→ **WHAT THE TASK ASKS**
Print again without any change the lines from the one containing "label-cortisol: Cortisol bbox=[868, 690, 922, 708]" up to and including the one containing "bullet-item: Секреция гормоны".

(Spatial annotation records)
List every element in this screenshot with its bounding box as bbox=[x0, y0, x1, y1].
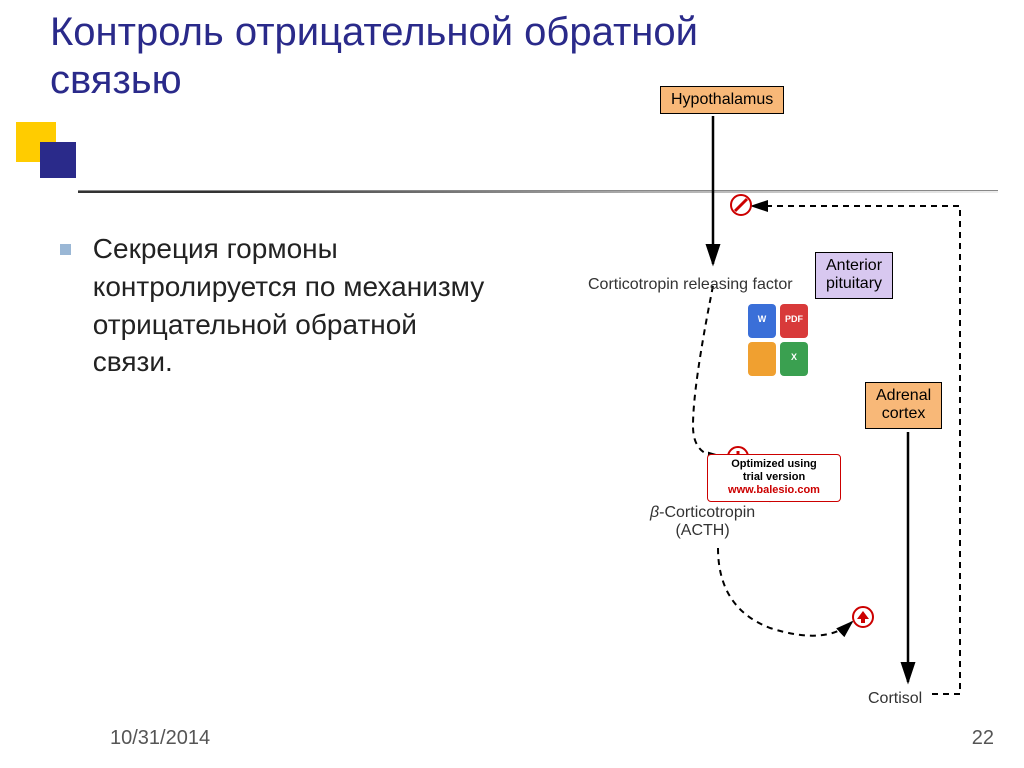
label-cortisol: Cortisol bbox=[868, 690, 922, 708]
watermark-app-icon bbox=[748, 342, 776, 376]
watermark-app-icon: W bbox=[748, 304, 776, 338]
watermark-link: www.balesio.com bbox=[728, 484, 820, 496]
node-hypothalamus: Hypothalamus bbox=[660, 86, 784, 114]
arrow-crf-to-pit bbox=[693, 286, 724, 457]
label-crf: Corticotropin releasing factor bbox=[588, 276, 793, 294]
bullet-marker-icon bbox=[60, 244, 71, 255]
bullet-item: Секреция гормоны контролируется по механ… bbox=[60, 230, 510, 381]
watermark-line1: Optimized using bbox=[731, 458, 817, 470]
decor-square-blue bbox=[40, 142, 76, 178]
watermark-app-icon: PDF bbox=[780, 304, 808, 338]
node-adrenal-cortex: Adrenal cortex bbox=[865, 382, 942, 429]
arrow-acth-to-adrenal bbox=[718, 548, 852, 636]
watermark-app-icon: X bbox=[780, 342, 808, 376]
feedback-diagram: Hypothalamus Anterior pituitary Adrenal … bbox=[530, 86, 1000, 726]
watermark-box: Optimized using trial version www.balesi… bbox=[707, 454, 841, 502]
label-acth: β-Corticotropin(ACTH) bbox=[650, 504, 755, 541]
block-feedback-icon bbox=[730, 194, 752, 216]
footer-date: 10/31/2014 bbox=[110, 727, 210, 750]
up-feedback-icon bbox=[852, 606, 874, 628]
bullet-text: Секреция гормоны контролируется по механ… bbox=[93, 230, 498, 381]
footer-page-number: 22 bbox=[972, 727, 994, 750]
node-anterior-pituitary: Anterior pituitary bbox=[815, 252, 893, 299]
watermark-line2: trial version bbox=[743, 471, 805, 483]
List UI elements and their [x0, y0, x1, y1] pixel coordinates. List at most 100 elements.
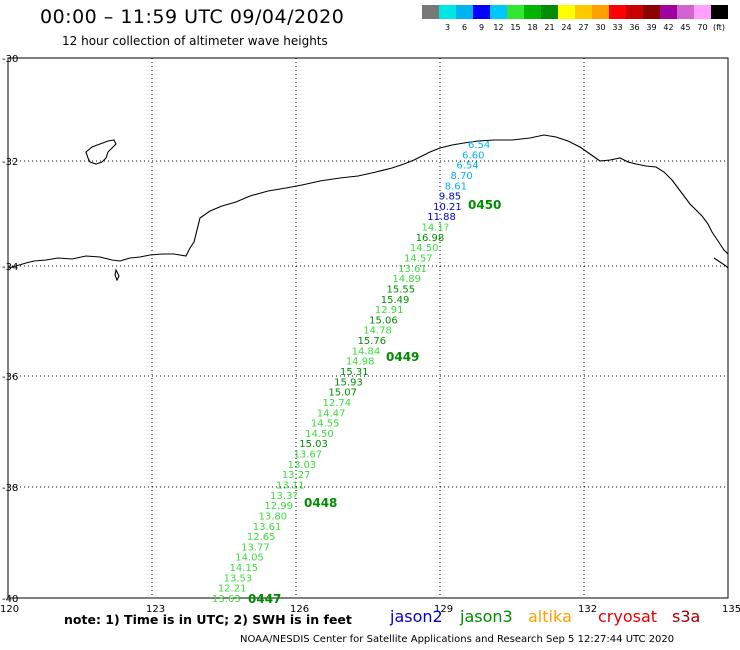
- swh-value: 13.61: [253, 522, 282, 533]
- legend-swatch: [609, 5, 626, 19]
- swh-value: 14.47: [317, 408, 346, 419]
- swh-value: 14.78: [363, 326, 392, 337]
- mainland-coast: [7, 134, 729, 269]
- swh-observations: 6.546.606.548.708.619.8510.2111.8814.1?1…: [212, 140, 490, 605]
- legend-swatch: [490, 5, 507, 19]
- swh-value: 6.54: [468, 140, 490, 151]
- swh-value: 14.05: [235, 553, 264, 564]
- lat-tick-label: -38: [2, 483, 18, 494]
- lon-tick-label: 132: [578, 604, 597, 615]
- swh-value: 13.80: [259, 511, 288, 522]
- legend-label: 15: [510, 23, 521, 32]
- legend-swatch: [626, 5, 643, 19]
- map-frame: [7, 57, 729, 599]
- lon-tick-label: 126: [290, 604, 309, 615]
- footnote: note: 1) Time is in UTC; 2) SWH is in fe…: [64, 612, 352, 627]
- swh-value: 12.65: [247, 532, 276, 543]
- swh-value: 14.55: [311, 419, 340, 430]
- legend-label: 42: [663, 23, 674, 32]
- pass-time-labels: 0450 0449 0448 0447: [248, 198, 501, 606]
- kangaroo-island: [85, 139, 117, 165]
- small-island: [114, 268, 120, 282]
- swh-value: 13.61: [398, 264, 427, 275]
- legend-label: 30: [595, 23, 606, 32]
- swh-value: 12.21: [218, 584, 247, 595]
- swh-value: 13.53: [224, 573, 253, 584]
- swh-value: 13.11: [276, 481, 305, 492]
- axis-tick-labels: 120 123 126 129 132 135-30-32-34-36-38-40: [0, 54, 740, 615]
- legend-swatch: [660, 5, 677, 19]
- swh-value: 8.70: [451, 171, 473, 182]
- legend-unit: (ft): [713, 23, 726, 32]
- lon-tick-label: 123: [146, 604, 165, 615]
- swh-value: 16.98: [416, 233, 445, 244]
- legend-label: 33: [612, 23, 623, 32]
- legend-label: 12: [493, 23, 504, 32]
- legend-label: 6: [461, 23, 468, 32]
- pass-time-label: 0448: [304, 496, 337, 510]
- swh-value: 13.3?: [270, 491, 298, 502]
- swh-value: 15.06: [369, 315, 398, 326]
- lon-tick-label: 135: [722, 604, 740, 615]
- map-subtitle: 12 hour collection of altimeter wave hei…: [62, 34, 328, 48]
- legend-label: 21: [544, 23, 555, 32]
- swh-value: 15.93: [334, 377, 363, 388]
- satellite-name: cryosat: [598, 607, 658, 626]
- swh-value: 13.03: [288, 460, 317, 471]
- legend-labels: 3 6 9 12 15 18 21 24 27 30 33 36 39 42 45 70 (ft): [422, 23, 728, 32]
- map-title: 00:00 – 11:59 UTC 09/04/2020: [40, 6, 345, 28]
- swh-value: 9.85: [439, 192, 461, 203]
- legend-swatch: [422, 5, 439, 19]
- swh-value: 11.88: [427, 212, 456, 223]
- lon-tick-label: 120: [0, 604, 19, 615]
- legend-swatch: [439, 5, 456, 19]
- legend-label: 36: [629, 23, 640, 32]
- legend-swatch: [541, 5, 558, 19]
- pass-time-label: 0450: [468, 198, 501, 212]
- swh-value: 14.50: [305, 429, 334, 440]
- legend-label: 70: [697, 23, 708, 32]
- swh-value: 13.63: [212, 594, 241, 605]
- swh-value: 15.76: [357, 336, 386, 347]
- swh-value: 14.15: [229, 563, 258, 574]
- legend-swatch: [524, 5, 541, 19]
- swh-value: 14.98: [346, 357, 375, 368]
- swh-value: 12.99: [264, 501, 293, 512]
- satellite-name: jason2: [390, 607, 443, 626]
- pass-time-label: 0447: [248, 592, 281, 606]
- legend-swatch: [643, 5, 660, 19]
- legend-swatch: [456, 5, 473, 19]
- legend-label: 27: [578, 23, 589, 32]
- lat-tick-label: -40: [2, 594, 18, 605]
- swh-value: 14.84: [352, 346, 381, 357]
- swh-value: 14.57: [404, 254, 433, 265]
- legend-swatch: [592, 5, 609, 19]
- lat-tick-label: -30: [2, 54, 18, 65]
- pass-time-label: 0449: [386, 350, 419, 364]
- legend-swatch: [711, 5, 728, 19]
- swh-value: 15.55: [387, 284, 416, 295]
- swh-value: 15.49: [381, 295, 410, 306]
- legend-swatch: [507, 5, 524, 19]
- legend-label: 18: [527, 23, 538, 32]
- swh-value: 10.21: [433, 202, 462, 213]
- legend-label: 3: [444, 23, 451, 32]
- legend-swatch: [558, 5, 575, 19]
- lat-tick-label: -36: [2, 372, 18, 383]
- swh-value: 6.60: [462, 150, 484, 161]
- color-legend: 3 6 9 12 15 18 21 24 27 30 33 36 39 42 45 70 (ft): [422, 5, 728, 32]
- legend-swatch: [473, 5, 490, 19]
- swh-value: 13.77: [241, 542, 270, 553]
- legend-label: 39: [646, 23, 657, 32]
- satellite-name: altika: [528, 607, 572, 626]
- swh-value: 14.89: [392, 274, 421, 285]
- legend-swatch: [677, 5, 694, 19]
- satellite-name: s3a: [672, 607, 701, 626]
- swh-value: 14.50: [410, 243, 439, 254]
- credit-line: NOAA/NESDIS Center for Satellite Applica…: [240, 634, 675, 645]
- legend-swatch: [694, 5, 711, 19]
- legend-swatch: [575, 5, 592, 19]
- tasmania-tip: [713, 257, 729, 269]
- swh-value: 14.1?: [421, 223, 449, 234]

→ **EXERCISE ANSWER**
label-cortisol: Cortisol bbox=[868, 690, 922, 708]
watermark-app-icon bbox=[748, 342, 776, 376]
watermark-app-icon: W bbox=[748, 304, 776, 338]
watermark-link: www.balesio.com bbox=[728, 484, 820, 496]
node-hypothalamus: Hypothalamus bbox=[660, 86, 784, 114]
arrow-crf-to-pit bbox=[693, 286, 724, 457]
label-crf: Corticotropin releasing factor bbox=[588, 276, 793, 294]
bullet-marker-icon bbox=[60, 244, 71, 255]
bullet-item: Секреция гормоны контролируется по механ… bbox=[60, 230, 510, 381]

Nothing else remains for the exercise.